Aim: Print the data exactly as it is given, please.
***** Provided data *****
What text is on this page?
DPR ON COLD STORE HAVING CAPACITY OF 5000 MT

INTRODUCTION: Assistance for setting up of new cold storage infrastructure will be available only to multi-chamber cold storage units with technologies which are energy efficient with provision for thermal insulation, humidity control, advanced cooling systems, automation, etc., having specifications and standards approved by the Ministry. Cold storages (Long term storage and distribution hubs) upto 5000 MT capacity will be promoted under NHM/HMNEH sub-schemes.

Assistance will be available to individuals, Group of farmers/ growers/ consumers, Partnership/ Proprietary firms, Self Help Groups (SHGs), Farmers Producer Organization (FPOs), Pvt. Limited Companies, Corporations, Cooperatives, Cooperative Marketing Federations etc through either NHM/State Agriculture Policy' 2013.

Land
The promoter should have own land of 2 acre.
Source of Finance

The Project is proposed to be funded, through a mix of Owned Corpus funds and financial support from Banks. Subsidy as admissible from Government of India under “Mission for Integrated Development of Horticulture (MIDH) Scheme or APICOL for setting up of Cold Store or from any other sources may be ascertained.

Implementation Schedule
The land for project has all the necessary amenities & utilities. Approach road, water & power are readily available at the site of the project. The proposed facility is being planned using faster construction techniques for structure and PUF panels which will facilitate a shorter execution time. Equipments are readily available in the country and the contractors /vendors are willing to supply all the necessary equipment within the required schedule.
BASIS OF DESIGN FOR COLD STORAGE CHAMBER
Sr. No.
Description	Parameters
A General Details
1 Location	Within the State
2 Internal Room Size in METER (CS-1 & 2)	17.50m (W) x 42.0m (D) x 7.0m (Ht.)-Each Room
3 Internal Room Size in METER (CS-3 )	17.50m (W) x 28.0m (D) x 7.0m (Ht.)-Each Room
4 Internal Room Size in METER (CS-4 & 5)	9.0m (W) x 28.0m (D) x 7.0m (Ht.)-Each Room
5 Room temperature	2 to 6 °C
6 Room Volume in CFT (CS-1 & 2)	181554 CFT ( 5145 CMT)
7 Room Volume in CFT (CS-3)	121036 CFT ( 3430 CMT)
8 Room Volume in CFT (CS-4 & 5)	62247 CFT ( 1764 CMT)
*****
Solved problem:
What text is on this page?
DPR ON COLD STORE HAVING CAPACITY OF 5000 MT

INTRODUCTION: Assistance for setting up of new cold storage infrastructure will be available only to multi-chamber cold storage units with technologies which are energy efficient with provision for thermal insulation, humidity control, advanced cooling systems, automation, etc., having specifications and standards approved by the Ministry. Cold storages (Long term storage and distribution hubs) upto 5000 MT capacity will be promoted under NHM/HMNEH sub-schemes.

Assistance will be available to individuals, Group of farmers/ growers/ consumers, Partnership/ Proprietary firms, Self Help Groups (SHGs), Farmers Producer Organization (FPOs), Pvt. Limited Companies, Corporations, Cooperatives, Cooperative Marketing Federations etc through either NHM/State Agriculture Policy' 2013.

Land
The promoter should have own land of 2 acre.
Source of Finance

The Project is proposed to be funded, through a mix of Owned Corpus funds and financial support from Banks. Subsidy as admissible from Government of India under “Mission for Integrated Development of Horticulture (MIDH) Scheme or APICOL for setting up of Cold Store or from any other sources may be ascertained.

Implementation Schedule
The land for project has all the necessary amenities & utilities. Approach road, water & power are readily available at the site of the project. The proposed facility is being planned using faster construction techniques for structure and PUF panels which will facilitate a shorter execution time. Equipments are readily available in the country and the contractors /vendors are willing to supply all the necessary equipment within the required schedule.
BASIS OF DESIGN FOR COLD STORAGE CHAMBER
Sr. No.
Description	Parameters
A General Details
1 Location	Within the State
2 Internal Room Size in METER (CS-1 & 2)	17.50m (W) x 42.0m (D) x 7.0m (Ht.)-Each Room
3 Internal Room Size in METER (CS-3 )	17.50m (W) x 28.0m (D) x 7.0m (Ht.)-Each Room
4 Internal Room Size in METER (CS-4 & 5)	9.0m (W) x 28.0m (D) x 7.0m (Ht.)-Each Room
5 Room temperature	2 to 6 °C
6 Room Volume in CFT (CS-1 & 2)	181554 CFT ( 5145 CMT)
7 Room Volume in CFT (CS-3)	121036 CFT ( 3430 CMT)
8 Room Volume in CFT (CS-4 & 5)	62247 CFT ( 1764 CMT)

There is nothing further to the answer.